### WORK TO BE COMPLETED
Write out the whole listing exactly as it stands.

Data records
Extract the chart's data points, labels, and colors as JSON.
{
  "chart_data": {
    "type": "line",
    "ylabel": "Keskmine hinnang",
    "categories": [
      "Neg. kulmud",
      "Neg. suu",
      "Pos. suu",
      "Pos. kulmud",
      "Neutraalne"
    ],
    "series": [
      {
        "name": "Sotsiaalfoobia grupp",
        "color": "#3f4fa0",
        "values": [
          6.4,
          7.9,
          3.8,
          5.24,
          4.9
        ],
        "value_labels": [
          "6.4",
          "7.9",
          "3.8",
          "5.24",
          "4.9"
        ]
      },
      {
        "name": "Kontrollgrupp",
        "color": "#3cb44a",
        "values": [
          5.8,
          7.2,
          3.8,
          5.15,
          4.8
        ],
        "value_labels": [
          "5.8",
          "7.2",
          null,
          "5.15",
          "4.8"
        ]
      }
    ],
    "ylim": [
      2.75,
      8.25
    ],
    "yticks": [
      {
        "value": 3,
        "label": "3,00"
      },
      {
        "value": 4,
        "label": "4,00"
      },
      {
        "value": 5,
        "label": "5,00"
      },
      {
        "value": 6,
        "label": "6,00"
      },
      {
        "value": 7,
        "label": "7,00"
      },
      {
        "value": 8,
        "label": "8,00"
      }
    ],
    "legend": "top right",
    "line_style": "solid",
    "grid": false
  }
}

### ANSWER TO THE TASK
Extract the chart's data points, labels, and colors as JSON.
{
  "chart_data": {
    "type": "line",
    "ylabel": "Keskmine hinnang",
    "categories": [
      "Neg. kulmud",
      "Neg. suu",
      "Pos. suu",
      "Pos. kulmud",
      "Neutraalne"
    ],
    "series": [
      {
        "name": "Sotsiaalfoobia grupp",
        "color": "#3f4fa0",
        "values": [
          6.4,
          7.9,
          3.8,
          5.24,
          4.9
        ],
        "value_labels": [
          "6.4",
          "7.9",
          "3.8",
          "5.24",
          "4.9"
        ]
      },
      {
        "name": "Kontrollgrupp",
        "color": "#3cb44a",
        "values": [
          5.8,
          7.2,
          3.8,
          5.15,
          4.8
        ],
        "value_labels": [
          "5.8",
          "7.2",
          null,
          "5.15",
          "4.8"
        ]
      }
    ],
    "ylim": [
      2.75,
      8.25
    ],
    "yticks": [
      {
        "value": 3,
        "label": "3,00"
      },
      {
        "value": 4,
        "label": "4,00"
      },
      {
        "value": 5,
        "label": "5,00"
      },
      {
        "value": 6,
        "label": "6,00"
      },
      {
        "value": 7,
        "label": "7,00"
      },
      {
        "value": 8,
        "label": "8,00"
      }
    ],
    "legend": "top right",
    "line_style": "solid",
    "grid": false
  }
}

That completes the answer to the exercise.